__Directions for this task__: Copy out each line exactly as it appears.

__Task input__:
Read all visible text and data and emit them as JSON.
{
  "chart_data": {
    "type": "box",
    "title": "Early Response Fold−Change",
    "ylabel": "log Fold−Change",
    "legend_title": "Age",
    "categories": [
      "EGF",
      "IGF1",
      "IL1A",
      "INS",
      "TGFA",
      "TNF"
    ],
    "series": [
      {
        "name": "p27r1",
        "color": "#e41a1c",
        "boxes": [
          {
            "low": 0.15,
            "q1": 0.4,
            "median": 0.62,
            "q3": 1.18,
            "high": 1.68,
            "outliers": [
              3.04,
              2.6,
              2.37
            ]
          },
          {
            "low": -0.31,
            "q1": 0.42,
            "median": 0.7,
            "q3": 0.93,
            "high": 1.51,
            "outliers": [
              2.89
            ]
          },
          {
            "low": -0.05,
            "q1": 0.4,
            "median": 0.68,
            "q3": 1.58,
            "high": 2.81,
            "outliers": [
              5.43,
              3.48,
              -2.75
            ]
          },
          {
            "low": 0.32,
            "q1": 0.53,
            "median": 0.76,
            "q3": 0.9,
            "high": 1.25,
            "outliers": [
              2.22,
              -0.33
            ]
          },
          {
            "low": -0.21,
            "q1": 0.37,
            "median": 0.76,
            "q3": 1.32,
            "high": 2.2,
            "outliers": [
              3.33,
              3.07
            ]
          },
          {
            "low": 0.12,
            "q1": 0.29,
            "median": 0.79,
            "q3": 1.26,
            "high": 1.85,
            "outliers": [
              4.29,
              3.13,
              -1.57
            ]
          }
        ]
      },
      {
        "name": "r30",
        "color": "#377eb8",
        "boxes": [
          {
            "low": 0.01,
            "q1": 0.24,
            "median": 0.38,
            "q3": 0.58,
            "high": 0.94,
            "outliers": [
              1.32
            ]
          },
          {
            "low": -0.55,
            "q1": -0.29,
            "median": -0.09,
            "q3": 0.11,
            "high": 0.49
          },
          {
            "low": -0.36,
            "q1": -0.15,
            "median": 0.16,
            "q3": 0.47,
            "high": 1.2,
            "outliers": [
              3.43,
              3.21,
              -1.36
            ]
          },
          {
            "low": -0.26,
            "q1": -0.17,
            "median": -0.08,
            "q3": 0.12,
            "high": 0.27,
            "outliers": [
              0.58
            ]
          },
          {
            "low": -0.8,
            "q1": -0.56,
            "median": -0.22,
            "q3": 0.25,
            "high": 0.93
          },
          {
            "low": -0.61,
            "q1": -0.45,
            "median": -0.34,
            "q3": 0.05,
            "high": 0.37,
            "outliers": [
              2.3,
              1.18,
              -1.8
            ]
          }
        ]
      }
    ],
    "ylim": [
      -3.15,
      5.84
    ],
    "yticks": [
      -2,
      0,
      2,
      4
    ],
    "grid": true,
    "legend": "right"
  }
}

__Exercise output__:
Read all visible text and data and emit them as JSON.
{
  "chart_data": {
    "type": "box",
    "title": "Early Response Fold−Change",
    "ylabel": "log Fold−Change",
    "legend_title": "Age",
    "categories": [
      "EGF",
      "IGF1",
      "IL1A",
      "INS",
      "TGFA",
      "TNF"
    ],
    "series": [
      {
        "name": "p27r1",
        "color": "#e41a1c",
        "boxes": [
          {
            "low": 0.15,
            "q1": 0.4,
            "median": 0.62,
            "q3": 1.18,
            "high": 1.68,
            "outliers": [
              3.04,
              2.6,
              2.37
            ]
          },
          {
            "low": -0.31,
            "q1": 0.42,
            "median": 0.7,
            "q3": 0.93,
            "high": 1.51,
            "outliers": [
              2.89
            ]
          },
          {
            "low": -0.05,
            "q1": 0.4,
            "median": 0.68,
            "q3": 1.58,
            "high": 2.81,
            "outliers": [
              5.43,
              3.48,
              -2.75
            ]
          },
          {
            "low": 0.32,
            "q1": 0.53,
            "median": 0.76,
            "q3": 0.9,
            "high": 1.25,
            "outliers": [
              2.22,
              -0.33
            ]
          },
          {
            "low": -0.21,
            "q1": 0.37,
            "median": 0.76,
            "q3": 1.32,
            "high": 2.2,
            "outliers": [
              3.33,
              3.07
            ]
          },
          {
            "low": 0.12,
            "q1": 0.29,
            "median": 0.79,
            "q3": 1.26,
            "high": 1.85,
            "outliers": [
              4.29,
              3.13,
              -1.57
            ]
          }
        ]
      },
      {
        "name": "r30",
        "color": "#377eb8",
        "boxes": [
          {
            "low": 0.01,
            "q1": 0.24,
            "median": 0.38,
            "q3": 0.58,
            "high": 0.94,
            "outliers": [
              1.32
            ]
          },
          {
            "low": -0.55,
            "q1": -0.29,
            "median": -0.09,
            "q3": 0.11,
            "high": 0.49
          },
          {
            "low": -0.36,
            "q1": -0.15,
            "median": 0.16,
            "q3": 0.47,
            "high": 1.2,
            "outliers": [
              3.43,
              3.21,
              -1.36
            ]
          },
          {
            "low": -0.26,
            "q1": -0.17,
            "median": -0.08,
            "q3": 0.12,
            "high": 0.27,
            "outliers": [
              0.58
            ]
          },
          {
            "low": -0.8,
            "q1": -0.56,
            "median": -0.22,
            "q3": 0.25,
            "high": 0.93
          },
          {
            "low": -0.61,
            "q1": -0.45,
            "median": -0.34,
            "q3": 0.05,
            "high": 0.37,
            "outliers": [
              2.3,
              1.18,
              -1.8
            ]
          }
        ]
      }
    ],
    "ylim": [
      -3.15,
      5.84
    ],
    "yticks": [
      -2,
      0,
      2,
      4
    ],
    "grid": true,
    "legend": "right"
  }
}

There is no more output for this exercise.